Identify, in the records below, every line where the string "davolash" appears, and copy each such line.
— BEGIN —
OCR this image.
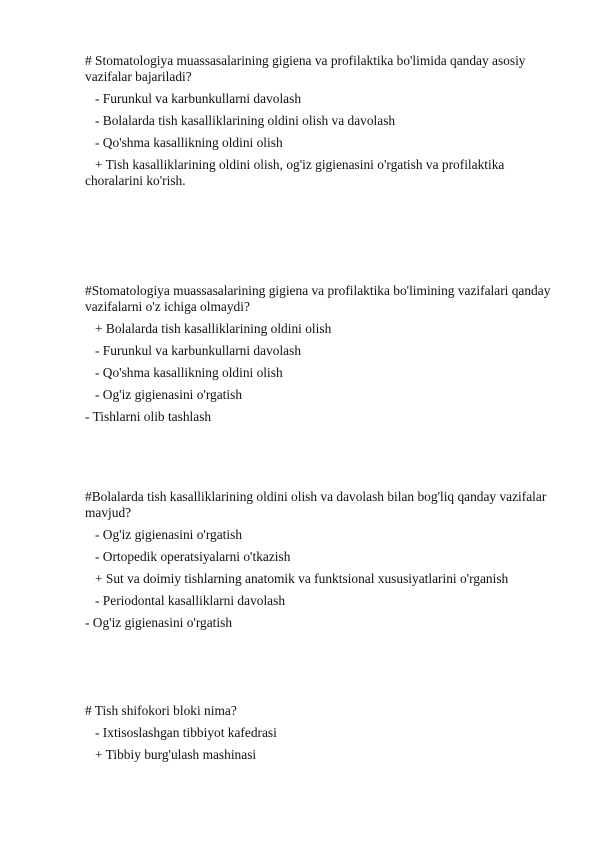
# Stomatologiya muassasalarining gigiena va profilaktika bo'limida qanday asosiy vazifalar bajariladi?
- Furunkul va karbunkullarni davolash
- Bolalarda tish kasalliklarining oldini olish va davolash
- Qo'shma kasallikning oldini olish
+ Tish kasalliklarining oldini olish, og'iz gigienasini o'rgatish va profilaktika choralarini ko'rish.
#Stomatologiya muassasalarining gigiena va profilaktika bo'limining vazifalari qanday vazifalarni o'z ichiga olmaydi?
+ Bolalarda tish kasalliklarining oldini olish
- Furunkul va karbunkullarni davolash
- Qo'shma kasallikning oldini olish
- Og'iz gigienasini o'rgatish
- Tishlarni olib tashlash
#Bolalarda tish kasalliklarining oldini olish va davolash bilan bog'liq qanday vazifalar mavjud?
- Og'iz gigienasini o'rgatish
- Ortopedik operatsiyalarni o'tkazish
+ Sut va doimiy tishlarning anatomik va funktsional xususiyatlarini o'rganish
- Periodontal kasalliklarni davolash
- Og'iz gigienasini o'rgatish
# Tish shifokori bloki nima?
- Ixtisoslashgan tibbiyot kafedrasi
+ Tibbiy burg'ulash mashinasi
— END —
# CORRECT ANSWER
- Furunkul va karbunkullarni davolash
- Bolalarda tish kasalliklarining oldini olish va davolash
- Furunkul va karbunkullarni davolash
#Bolalarda tish kasalliklarining oldini olish va davolash bilan bog'liq qanday vazifalar mavjud?
- Periodontal kasalliklarni davolash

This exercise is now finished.